--- DATA FOR THIS TASK ---

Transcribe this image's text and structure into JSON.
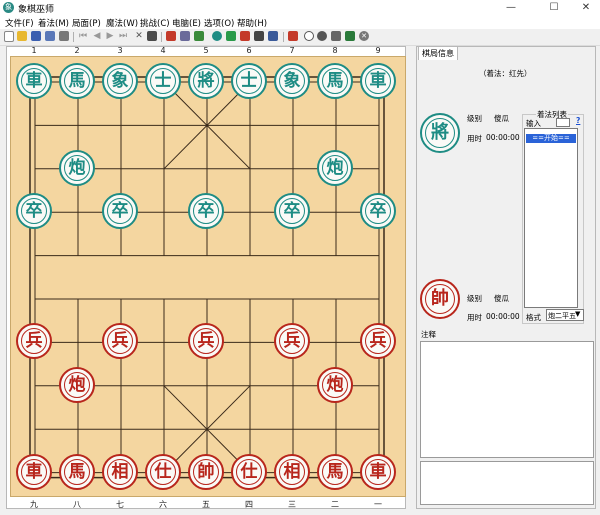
{
  "window": {
    "title": "象棋巫师",
    "app_icon_glyph": "象",
    "controls": [
      "—",
      "☐",
      "✕"
    ]
  },
  "menu": [
    "文件(F)",
    "着法(M)",
    "局面(P)",
    "魔法(W)",
    "挑战(C)",
    "电脑(E)",
    "选项(O)",
    "帮助(H)"
  ],
  "toolbar": {
    "icons": [
      "new-file-icon",
      "open-folder-icon",
      "save-icon",
      "save-as-icon",
      "print-icon",
      "first-move-icon",
      "prev-move-icon",
      "next-move-icon",
      "last-move-icon",
      "undo-icon",
      "copy-icon",
      "paste-icon",
      "book-icon",
      "edit-icon",
      "link-icon",
      "analyze-icon",
      "cut-icon",
      "timer-icon",
      "sound-icon",
      "settings-icon",
      "screen-icon",
      "stop-icon"
    ]
  },
  "board": {
    "top_file_labels": [
      "1",
      "2",
      "3",
      "4",
      "5",
      "6",
      "7",
      "8",
      "9"
    ],
    "bottom_file_labels": [
      "九",
      "八",
      "七",
      "六",
      "五",
      "四",
      "三",
      "二",
      "一"
    ],
    "colors": {
      "wood": "#f4d6a0",
      "black_side": "#1e8c84",
      "red_side": "#b8261c"
    },
    "black_pieces": [
      {
        "char": "車",
        "file": 0,
        "rank": 0
      },
      {
        "char": "馬",
        "file": 1,
        "rank": 0
      },
      {
        "char": "象",
        "file": 2,
        "rank": 0
      },
      {
        "char": "士",
        "file": 3,
        "rank": 0
      },
      {
        "char": "將",
        "file": 4,
        "rank": 0
      },
      {
        "char": "士",
        "file": 5,
        "rank": 0
      },
      {
        "char": "象",
        "file": 6,
        "rank": 0
      },
      {
        "char": "馬",
        "file": 7,
        "rank": 0
      },
      {
        "char": "車",
        "file": 8,
        "rank": 0
      },
      {
        "char": "炮",
        "file": 1,
        "rank": 2
      },
      {
        "char": "炮",
        "file": 7,
        "rank": 2
      },
      {
        "char": "卒",
        "file": 0,
        "rank": 3
      },
      {
        "char": "卒",
        "file": 2,
        "rank": 3
      },
      {
        "char": "卒",
        "file": 4,
        "rank": 3
      },
      {
        "char": "卒",
        "file": 6,
        "rank": 3
      },
      {
        "char": "卒",
        "file": 8,
        "rank": 3
      }
    ],
    "red_pieces": [
      {
        "char": "兵",
        "file": 0,
        "rank": 6
      },
      {
        "char": "兵",
        "file": 2,
        "rank": 6
      },
      {
        "char": "兵",
        "file": 4,
        "rank": 6
      },
      {
        "char": "兵",
        "file": 6,
        "rank": 6
      },
      {
        "char": "兵",
        "file": 8,
        "rank": 6
      },
      {
        "char": "炮",
        "file": 1,
        "rank": 7
      },
      {
        "char": "炮",
        "file": 7,
        "rank": 7
      },
      {
        "char": "車",
        "file": 0,
        "rank": 9
      },
      {
        "char": "馬",
        "file": 1,
        "rank": 9
      },
      {
        "char": "相",
        "file": 2,
        "rank": 9
      },
      {
        "char": "仕",
        "file": 3,
        "rank": 9
      },
      {
        "char": "帥",
        "file": 4,
        "rank": 9
      },
      {
        "char": "仕",
        "file": 5,
        "rank": 9
      },
      {
        "char": "相",
        "file": 6,
        "rank": 9
      },
      {
        "char": "馬",
        "file": 7,
        "rank": 9
      },
      {
        "char": "車",
        "file": 8,
        "rank": 9
      }
    ]
  },
  "side_panel": {
    "tab_label": "棋局信息",
    "first_move": "（着法：红先）",
    "black_player": {
      "piece": "將",
      "level_label": "级别",
      "level_value": "傻瓜",
      "time_label": "用时",
      "time_value": "00:00:00"
    },
    "red_player": {
      "piece": "帥",
      "level_label": "级别",
      "level_value": "傻瓜",
      "time_label": "用时",
      "time_value": "00:00:00"
    },
    "move_list": {
      "title": "着法列表",
      "input_label": "输入",
      "help": "?",
      "selected": "==开始=="
    },
    "format_label": "格式",
    "format_value": "炮二平五",
    "notes_label": "注释"
  }
}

---

Take the records above and transcribe them exactly, dropping every picture.

| SOLUTION TO THE EXERCISE |
Transcribe this image's text and structure into JSON.
{
  "window": {
    "title": "象棋巫师",
    "app_icon_glyph": "象",
    "controls": [
      "—",
      "☐",
      "✕"
    ]
  },
  "menu": [
    "文件(F)",
    "着法(M)",
    "局面(P)",
    "魔法(W)",
    "挑战(C)",
    "电脑(E)",
    "选项(O)",
    "帮助(H)"
  ],
  "toolbar": {
    "icons": [
      "new-file-icon",
      "open-folder-icon",
      "save-icon",
      "save-as-icon",
      "print-icon",
      "first-move-icon",
      "prev-move-icon",
      "next-move-icon",
      "last-move-icon",
      "undo-icon",
      "copy-icon",
      "paste-icon",
      "book-icon",
      "edit-icon",
      "link-icon",
      "analyze-icon",
      "cut-icon",
      "timer-icon",
      "sound-icon",
      "settings-icon",
      "screen-icon",
      "stop-icon"
    ]
  },
  "board": {
    "top_file_labels": [
      "1",
      "2",
      "3",
      "4",
      "5",
      "6",
      "7",
      "8",
      "9"
    ],
    "bottom_file_labels": [
      "九",
      "八",
      "七",
      "六",
      "五",
      "四",
      "三",
      "二",
      "一"
    ],
    "colors": {
      "wood": "#f4d6a0",
      "black_side": "#1e8c84",
      "red_side": "#b8261c"
    },
    "black_pieces": [
      {
        "char": "車",
        "file": 0,
        "rank": 0
      },
      {
        "char": "馬",
        "file": 1,
        "rank": 0
      },
      {
        "char": "象",
        "file": 2,
        "rank": 0
      },
      {
        "char": "士",
        "file": 3,
        "rank": 0
      },
      {
        "char": "將",
        "file": 4,
        "rank": 0
      },
      {
        "char": "士",
        "file": 5,
        "rank": 0
      },
      {
        "char": "象",
        "file": 6,
        "rank": 0
      },
      {
        "char": "馬",
        "file": 7,
        "rank": 0
      },
      {
        "char": "車",
        "file": 8,
        "rank": 0
      },
      {
        "char": "炮",
        "file": 1,
        "rank": 2
      },
      {
        "char": "炮",
        "file": 7,
        "rank": 2
      },
      {
        "char": "卒",
        "file": 0,
        "rank": 3
      },
      {
        "char": "卒",
        "file": 2,
        "rank": 3
      },
      {
        "char": "卒",
        "file": 4,
        "rank": 3
      },
      {
        "char": "卒",
        "file": 6,
        "rank": 3
      },
      {
        "char": "卒",
        "file": 8,
        "rank": 3
      }
    ],
    "red_pieces": [
      {
        "char": "兵",
        "file": 0,
        "rank": 6
      },
      {
        "char": "兵",
        "file": 2,
        "rank": 6
      },
      {
        "char": "兵",
        "file": 4,
        "rank": 6
      },
      {
        "char": "兵",
        "file": 6,
        "rank": 6
      },
      {
        "char": "兵",
        "file": 8,
        "rank": 6
      },
      {
        "char": "炮",
        "file": 1,
        "rank": 7
      },
      {
        "char": "炮",
        "file": 7,
        "rank": 7
      },
      {
        "char": "車",
        "file": 0,
        "rank": 9
      },
      {
        "char": "馬",
        "file": 1,
        "rank": 9
      },
      {
        "char": "相",
        "file": 2,
        "rank": 9
      },
      {
        "char": "仕",
        "file": 3,
        "rank": 9
      },
      {
        "char": "帥",
        "file": 4,
        "rank": 9
      },
      {
        "char": "仕",
        "file": 5,
        "rank": 9
      },
      {
        "char": "相",
        "file": 6,
        "rank": 9
      },
      {
        "char": "馬",
        "file": 7,
        "rank": 9
      },
      {
        "char": "車",
        "file": 8,
        "rank": 9
      }
    ]
  },
  "side_panel": {
    "tab_label": "棋局信息",
    "first_move": "（着法：红先）",
    "black_player": {
      "piece": "將",
      "level_label": "级别",
      "level_value": "傻瓜",
      "time_label": "用时",
      "time_value": "00:00:00"
    },
    "red_player": {
      "piece": "帥",
      "level_label": "级别",
      "level_value": "傻瓜",
      "time_label": "用时",
      "time_value": "00:00:00"
    },
    "move_list": {
      "title": "着法列表",
      "input_label": "输入",
      "help": "?",
      "selected": "==开始=="
    },
    "format_label": "格式",
    "format_value": "炮二平五",
    "notes_label": "注释"
  }
}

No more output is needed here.